-- The data --

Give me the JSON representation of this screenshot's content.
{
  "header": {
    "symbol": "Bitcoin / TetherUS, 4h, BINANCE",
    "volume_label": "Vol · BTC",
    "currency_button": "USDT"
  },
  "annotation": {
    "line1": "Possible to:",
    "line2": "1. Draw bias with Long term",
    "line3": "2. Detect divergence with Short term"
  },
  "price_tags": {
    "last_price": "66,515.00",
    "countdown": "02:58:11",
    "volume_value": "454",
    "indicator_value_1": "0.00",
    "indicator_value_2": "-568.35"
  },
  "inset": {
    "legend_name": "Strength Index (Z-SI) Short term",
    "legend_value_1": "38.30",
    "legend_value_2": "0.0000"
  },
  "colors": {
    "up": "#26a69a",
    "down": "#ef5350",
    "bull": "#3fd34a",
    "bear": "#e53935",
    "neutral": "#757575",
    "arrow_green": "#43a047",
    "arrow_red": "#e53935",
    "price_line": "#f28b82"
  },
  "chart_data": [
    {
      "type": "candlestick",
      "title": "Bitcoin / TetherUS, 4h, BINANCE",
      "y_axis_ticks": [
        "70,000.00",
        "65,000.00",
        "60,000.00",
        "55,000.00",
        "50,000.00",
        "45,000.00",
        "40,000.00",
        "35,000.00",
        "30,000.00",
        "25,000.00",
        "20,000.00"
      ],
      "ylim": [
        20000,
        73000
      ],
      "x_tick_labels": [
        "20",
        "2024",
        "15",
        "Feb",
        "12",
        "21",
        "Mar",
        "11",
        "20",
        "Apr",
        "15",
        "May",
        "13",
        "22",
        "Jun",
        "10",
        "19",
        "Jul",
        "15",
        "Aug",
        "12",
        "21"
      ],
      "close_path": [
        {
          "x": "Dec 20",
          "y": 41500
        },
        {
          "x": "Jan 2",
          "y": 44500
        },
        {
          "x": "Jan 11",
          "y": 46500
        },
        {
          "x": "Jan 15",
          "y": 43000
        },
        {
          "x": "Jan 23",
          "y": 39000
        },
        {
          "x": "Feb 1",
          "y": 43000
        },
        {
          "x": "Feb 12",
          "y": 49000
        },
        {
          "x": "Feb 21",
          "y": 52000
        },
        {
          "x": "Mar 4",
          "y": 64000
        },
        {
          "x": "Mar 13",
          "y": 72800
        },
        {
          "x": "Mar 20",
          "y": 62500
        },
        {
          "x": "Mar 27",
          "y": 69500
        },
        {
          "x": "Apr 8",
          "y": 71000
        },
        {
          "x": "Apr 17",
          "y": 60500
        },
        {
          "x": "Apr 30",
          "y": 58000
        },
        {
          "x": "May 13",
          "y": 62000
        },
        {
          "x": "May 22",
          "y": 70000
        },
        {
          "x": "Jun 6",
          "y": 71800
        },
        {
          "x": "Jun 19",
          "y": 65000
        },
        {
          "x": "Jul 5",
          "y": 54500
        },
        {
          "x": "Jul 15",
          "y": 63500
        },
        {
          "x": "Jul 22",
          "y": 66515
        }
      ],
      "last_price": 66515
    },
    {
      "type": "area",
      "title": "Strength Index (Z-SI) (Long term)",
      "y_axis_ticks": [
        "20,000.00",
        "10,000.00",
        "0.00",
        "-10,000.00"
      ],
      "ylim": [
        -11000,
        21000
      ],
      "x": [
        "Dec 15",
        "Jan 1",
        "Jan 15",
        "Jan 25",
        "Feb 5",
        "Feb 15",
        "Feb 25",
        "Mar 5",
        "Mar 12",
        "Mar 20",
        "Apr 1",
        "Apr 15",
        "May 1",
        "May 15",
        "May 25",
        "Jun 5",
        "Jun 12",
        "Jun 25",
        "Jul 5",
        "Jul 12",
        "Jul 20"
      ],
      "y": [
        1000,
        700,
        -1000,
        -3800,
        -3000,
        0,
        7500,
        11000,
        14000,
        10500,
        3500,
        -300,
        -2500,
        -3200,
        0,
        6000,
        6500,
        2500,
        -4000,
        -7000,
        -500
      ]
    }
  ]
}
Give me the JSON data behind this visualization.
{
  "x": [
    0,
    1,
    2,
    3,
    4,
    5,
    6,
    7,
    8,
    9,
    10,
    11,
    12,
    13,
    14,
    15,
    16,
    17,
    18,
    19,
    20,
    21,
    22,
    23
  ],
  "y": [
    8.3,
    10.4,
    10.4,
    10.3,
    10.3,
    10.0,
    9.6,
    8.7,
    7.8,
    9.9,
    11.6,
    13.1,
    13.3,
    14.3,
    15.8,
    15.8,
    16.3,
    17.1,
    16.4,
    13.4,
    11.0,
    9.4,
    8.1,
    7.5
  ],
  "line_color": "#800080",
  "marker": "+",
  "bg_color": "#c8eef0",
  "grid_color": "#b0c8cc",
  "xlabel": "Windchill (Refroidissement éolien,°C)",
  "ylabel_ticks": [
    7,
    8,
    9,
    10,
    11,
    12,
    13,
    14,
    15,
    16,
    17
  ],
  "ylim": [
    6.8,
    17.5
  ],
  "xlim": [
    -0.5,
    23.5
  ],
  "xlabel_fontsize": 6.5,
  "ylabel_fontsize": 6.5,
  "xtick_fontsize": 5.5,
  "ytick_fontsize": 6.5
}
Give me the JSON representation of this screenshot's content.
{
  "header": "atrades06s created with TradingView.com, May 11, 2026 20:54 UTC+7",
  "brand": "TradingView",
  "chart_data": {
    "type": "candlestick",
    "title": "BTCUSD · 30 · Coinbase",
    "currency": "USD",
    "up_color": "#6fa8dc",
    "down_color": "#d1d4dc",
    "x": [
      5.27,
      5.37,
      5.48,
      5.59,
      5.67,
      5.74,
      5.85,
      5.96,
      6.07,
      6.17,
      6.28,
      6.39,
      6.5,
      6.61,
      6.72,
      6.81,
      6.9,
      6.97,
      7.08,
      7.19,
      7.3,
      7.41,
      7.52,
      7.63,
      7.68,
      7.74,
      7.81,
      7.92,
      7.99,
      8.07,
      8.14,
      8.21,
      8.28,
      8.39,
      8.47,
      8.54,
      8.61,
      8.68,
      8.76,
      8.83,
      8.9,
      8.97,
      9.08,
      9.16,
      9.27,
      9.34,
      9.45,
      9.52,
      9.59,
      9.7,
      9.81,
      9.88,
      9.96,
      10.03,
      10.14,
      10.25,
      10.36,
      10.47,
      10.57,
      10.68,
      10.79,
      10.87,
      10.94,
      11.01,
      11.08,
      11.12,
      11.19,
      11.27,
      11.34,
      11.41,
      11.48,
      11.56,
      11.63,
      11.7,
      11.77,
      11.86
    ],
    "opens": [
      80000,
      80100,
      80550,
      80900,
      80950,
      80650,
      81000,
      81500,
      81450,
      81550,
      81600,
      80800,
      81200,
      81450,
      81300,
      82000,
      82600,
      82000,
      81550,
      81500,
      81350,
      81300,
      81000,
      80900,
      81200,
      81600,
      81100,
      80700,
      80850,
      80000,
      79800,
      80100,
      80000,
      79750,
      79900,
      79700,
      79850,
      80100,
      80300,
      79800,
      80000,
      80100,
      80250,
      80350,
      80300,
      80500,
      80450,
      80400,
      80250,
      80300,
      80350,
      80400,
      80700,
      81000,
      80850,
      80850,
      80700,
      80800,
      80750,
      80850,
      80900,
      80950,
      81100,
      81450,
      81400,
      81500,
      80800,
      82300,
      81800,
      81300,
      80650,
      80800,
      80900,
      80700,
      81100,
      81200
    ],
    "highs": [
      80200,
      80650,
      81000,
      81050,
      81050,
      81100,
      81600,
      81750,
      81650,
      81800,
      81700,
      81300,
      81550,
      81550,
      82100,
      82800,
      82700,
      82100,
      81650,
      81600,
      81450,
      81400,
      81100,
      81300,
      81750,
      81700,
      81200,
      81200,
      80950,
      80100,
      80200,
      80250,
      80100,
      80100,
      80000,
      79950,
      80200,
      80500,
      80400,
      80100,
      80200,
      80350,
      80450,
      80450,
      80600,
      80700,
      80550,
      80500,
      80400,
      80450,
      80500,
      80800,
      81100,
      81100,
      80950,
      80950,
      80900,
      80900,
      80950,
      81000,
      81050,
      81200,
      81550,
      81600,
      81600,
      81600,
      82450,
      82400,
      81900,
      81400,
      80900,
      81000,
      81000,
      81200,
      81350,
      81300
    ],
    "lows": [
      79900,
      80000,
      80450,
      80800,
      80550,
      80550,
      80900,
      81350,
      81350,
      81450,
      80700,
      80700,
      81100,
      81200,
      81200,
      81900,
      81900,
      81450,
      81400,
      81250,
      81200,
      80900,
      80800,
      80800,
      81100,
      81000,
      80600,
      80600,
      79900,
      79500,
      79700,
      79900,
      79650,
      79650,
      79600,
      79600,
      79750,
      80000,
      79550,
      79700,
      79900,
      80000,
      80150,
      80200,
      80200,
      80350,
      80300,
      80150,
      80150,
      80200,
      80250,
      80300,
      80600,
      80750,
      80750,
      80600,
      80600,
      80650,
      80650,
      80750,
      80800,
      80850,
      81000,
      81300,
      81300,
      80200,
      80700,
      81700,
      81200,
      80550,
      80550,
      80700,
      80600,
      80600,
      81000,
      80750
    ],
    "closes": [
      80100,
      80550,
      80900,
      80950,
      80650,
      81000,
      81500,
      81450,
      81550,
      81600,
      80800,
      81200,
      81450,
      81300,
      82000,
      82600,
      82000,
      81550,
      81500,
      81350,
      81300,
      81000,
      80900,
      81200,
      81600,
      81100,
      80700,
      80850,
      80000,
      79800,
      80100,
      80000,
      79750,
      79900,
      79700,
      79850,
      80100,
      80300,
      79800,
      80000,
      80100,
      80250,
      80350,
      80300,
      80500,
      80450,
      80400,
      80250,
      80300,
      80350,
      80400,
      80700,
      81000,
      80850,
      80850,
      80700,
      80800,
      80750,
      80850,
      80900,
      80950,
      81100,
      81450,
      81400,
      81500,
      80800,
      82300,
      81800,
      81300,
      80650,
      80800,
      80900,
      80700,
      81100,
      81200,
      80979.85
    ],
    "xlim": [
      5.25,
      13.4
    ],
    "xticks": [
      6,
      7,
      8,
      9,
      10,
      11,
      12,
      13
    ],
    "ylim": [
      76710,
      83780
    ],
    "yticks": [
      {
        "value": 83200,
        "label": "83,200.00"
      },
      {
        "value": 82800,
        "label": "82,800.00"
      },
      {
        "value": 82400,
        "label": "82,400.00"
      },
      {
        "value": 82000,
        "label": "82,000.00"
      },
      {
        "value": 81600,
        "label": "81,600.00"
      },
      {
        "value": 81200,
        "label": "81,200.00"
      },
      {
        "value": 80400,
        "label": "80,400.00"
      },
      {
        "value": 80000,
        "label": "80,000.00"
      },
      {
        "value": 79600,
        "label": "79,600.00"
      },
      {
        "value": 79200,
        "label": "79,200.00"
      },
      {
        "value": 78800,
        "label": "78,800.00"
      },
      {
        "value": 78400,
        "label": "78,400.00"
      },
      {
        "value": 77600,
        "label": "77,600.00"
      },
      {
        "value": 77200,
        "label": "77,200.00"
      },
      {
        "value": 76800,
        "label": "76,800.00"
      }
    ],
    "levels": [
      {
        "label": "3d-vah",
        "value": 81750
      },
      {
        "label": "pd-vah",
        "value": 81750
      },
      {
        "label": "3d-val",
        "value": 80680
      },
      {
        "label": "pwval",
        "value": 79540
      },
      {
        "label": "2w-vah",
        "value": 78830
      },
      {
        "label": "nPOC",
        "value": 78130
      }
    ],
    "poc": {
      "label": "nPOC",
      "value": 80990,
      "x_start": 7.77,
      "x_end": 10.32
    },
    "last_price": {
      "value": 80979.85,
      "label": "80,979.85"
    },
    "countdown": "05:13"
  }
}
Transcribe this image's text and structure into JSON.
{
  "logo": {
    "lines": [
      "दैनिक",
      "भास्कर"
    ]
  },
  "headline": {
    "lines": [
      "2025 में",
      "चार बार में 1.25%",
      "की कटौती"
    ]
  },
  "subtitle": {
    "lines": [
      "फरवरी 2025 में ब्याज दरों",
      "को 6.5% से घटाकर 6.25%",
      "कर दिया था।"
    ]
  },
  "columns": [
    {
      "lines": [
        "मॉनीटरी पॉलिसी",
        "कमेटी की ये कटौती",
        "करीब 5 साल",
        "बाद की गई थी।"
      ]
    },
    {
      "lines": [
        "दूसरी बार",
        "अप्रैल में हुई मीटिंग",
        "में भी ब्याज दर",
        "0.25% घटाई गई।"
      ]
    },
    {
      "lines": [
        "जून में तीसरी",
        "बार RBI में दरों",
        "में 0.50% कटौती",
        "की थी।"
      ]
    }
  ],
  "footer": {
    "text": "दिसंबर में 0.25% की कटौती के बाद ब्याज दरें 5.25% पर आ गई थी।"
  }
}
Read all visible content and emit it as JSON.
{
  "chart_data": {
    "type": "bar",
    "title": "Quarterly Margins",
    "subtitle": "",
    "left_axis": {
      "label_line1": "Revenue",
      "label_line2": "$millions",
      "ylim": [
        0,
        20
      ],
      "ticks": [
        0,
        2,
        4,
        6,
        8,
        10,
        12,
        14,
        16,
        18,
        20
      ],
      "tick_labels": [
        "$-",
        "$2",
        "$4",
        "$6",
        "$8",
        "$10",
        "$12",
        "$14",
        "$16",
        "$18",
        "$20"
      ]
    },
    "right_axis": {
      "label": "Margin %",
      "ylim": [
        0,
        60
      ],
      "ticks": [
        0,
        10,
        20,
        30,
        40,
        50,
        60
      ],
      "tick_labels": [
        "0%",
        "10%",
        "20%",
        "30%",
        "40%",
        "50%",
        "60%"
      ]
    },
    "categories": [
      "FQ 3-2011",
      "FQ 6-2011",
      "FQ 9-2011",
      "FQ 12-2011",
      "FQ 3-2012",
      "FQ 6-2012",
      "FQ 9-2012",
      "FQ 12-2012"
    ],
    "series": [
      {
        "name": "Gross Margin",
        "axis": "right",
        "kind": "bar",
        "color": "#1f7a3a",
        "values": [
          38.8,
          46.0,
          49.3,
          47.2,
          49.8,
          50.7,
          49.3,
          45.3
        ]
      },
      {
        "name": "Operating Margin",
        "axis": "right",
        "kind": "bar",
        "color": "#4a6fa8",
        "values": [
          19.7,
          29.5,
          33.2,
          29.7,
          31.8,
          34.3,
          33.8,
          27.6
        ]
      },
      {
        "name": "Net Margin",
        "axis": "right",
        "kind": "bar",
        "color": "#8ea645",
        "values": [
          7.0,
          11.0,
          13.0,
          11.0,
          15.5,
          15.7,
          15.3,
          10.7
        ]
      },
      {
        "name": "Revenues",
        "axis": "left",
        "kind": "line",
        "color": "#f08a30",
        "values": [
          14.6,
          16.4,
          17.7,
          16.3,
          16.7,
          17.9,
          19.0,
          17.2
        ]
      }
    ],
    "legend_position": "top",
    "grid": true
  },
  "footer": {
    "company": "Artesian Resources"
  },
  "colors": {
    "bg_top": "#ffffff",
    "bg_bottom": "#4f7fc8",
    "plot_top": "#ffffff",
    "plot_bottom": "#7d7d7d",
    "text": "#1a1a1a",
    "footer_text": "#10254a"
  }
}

-- Given problem --
Filter lines by "header" and return each hit.

-- Problem solution --
  "header": {
  "header": "atrades06s created with TradingView.com, May 11, 2026 20:54 UTC+7",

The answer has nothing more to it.